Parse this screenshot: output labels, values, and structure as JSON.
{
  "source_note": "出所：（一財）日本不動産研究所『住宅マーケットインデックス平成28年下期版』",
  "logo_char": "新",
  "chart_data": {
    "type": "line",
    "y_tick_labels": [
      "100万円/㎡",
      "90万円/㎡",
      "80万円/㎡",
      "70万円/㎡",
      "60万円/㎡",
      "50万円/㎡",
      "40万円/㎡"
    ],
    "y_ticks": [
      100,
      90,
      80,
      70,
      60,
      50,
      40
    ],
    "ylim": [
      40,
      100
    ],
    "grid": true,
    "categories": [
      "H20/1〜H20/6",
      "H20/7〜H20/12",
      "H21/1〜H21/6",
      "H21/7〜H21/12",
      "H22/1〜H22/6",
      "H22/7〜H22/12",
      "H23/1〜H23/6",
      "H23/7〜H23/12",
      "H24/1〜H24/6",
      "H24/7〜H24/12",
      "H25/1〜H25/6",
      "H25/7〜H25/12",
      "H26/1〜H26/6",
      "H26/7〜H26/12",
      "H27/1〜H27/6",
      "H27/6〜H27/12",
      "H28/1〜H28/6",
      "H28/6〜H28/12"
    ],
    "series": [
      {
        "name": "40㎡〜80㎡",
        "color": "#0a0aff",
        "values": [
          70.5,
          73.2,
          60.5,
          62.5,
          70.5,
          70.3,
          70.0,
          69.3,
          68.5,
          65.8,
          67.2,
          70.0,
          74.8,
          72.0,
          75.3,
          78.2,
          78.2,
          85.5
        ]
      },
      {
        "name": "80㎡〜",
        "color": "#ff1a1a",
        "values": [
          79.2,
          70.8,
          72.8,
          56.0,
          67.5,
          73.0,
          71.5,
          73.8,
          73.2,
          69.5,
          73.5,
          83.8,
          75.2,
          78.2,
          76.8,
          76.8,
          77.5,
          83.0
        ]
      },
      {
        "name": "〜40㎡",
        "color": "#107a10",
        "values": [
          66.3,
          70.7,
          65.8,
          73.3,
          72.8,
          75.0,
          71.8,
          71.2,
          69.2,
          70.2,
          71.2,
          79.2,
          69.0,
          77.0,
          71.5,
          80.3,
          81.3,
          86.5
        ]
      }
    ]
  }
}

-------------------------

Given request: Output the full listing exactly as it stands.

Result below:
Parse this screenshot: output labels, values, and structure as JSON.
{
  "source_note": "出所：（一財）日本不動産研究所『住宅マーケットインデックス平成28年下期版』",
  "logo_char": "新",
  "chart_data": {
    "type": "line",
    "y_tick_labels": [
      "100万円/㎡",
      "90万円/㎡",
      "80万円/㎡",
      "70万円/㎡",
      "60万円/㎡",
      "50万円/㎡",
      "40万円/㎡"
    ],
    "y_ticks": [
      100,
      90,
      80,
      70,
      60,
      50,
      40
    ],
    "ylim": [
      40,
      100
    ],
    "grid": true,
    "categories": [
      "H20/1〜H20/6",
      "H20/7〜H20/12",
      "H21/1〜H21/6",
      "H21/7〜H21/12",
      "H22/1〜H22/6",
      "H22/7〜H22/12",
      "H23/1〜H23/6",
      "H23/7〜H23/12",
      "H24/1〜H24/6",
      "H24/7〜H24/12",
      "H25/1〜H25/6",
      "H25/7〜H25/12",
      "H26/1〜H26/6",
      "H26/7〜H26/12",
      "H27/1〜H27/6",
      "H27/6〜H27/12",
      "H28/1〜H28/6",
      "H28/6〜H28/12"
    ],
    "series": [
      {
        "name": "40㎡〜80㎡",
        "color": "#0a0aff",
        "values": [
          70.5,
          73.2,
          60.5,
          62.5,
          70.5,
          70.3,
          70.0,
          69.3,
          68.5,
          65.8,
          67.2,
          70.0,
          74.8,
          72.0,
          75.3,
          78.2,
          78.2,
          85.5
        ]
      },
      {
        "name": "80㎡〜",
        "color": "#ff1a1a",
        "values": [
          79.2,
          70.8,
          72.8,
          56.0,
          67.5,
          73.0,
          71.5,
          73.8,
          73.2,
          69.5,
          73.5,
          83.8,
          75.2,
          78.2,
          76.8,
          76.8,
          77.5,
          83.0
        ]
      },
      {
        "name": "〜40㎡",
        "color": "#107a10",
        "values": [
          66.3,
          70.7,
          65.8,
          73.3,
          72.8,
          75.0,
          71.8,
          71.2,
          69.2,
          70.2,
          71.2,
          79.2,
          69.0,
          77.0,
          71.5,
          80.3,
          81.3,
          86.5
        ]
      }
    ]
  }
}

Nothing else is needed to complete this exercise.